● **Entries**
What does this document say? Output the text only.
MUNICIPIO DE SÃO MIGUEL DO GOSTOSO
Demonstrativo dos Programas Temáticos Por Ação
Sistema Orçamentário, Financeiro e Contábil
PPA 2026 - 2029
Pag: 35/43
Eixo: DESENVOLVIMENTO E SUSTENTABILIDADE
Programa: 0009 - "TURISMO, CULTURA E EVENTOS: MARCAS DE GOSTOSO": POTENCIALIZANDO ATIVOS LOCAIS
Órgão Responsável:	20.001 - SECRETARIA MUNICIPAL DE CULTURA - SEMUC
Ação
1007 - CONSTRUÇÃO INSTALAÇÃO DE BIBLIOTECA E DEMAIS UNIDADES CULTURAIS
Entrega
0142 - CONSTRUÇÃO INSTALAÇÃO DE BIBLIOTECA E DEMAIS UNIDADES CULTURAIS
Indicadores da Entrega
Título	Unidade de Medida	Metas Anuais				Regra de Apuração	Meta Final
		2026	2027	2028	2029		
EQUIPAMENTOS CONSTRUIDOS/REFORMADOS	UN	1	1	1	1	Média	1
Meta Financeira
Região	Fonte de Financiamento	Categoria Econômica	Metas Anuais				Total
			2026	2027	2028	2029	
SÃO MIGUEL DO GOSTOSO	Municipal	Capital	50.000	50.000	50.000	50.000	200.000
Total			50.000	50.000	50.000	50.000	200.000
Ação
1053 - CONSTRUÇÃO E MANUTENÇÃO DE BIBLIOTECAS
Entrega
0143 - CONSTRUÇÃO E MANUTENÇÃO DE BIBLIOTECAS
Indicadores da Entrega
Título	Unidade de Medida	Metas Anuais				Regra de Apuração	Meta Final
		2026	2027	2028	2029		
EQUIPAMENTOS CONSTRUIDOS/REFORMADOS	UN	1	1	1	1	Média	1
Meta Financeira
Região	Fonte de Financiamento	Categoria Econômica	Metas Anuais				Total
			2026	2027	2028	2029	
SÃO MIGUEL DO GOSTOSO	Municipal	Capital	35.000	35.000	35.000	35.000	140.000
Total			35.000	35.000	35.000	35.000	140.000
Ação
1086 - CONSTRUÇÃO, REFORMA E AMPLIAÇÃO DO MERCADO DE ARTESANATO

● **What you should do**
Print the listing above in full, exactly as it is.

● **Response to this exercise**
What does this document say? Output the text only.
MUNICIPIO DE SÃO MIGUEL DO GOSTOSO
Demonstrativo dos Programas Temáticos Por Ação
Sistema Orçamentário, Financeiro e Contábil
PPA 2026 - 2029
Pag: 35/43
Eixo: DESENVOLVIMENTO E SUSTENTABILIDADE
Programa: 0009 - "TURISMO, CULTURA E EVENTOS: MARCAS DE GOSTOSO": POTENCIALIZANDO ATIVOS LOCAIS
Órgão Responsável:	20.001 - SECRETARIA MUNICIPAL DE CULTURA - SEMUC
Ação
1007 - CONSTRUÇÃO INSTALAÇÃO DE BIBLIOTECA E DEMAIS UNIDADES CULTURAIS
Entrega
0142 - CONSTRUÇÃO INSTALAÇÃO DE BIBLIOTECA E DEMAIS UNIDADES CULTURAIS
Indicadores da Entrega
Título	Unidade de Medida	Metas Anuais				Regra de Apuração	Meta Final
		2026	2027	2028	2029		
EQUIPAMENTOS CONSTRUIDOS/REFORMADOS	UN	1	1	1	1	Média	1
Meta Financeira
Região	Fonte de Financiamento	Categoria Econômica	Metas Anuais				Total
			2026	2027	2028	2029	
SÃO MIGUEL DO GOSTOSO	Municipal	Capital	50.000	50.000	50.000	50.000	200.000
Total			50.000	50.000	50.000	50.000	200.000
Ação
1053 - CONSTRUÇÃO E MANUTENÇÃO DE BIBLIOTECAS
Entrega
0143 - CONSTRUÇÃO E MANUTENÇÃO DE BIBLIOTECAS
Indicadores da Entrega
Título	Unidade de Medida	Metas Anuais				Regra de Apuração	Meta Final
		2026	2027	2028	2029		
EQUIPAMENTOS CONSTRUIDOS/REFORMADOS	UN	1	1	1	1	Média	1
Meta Financeira
Região	Fonte de Financiamento	Categoria Econômica	Metas Anuais				Total
			2026	2027	2028	2029	
SÃO MIGUEL DO GOSTOSO	Municipal	Capital	35.000	35.000	35.000	35.000	140.000
Total			35.000	35.000	35.000	35.000	140.000
Ação
1086 - CONSTRUÇÃO, REFORMA E AMPLIAÇÃO DO MERCADO DE ARTESANATO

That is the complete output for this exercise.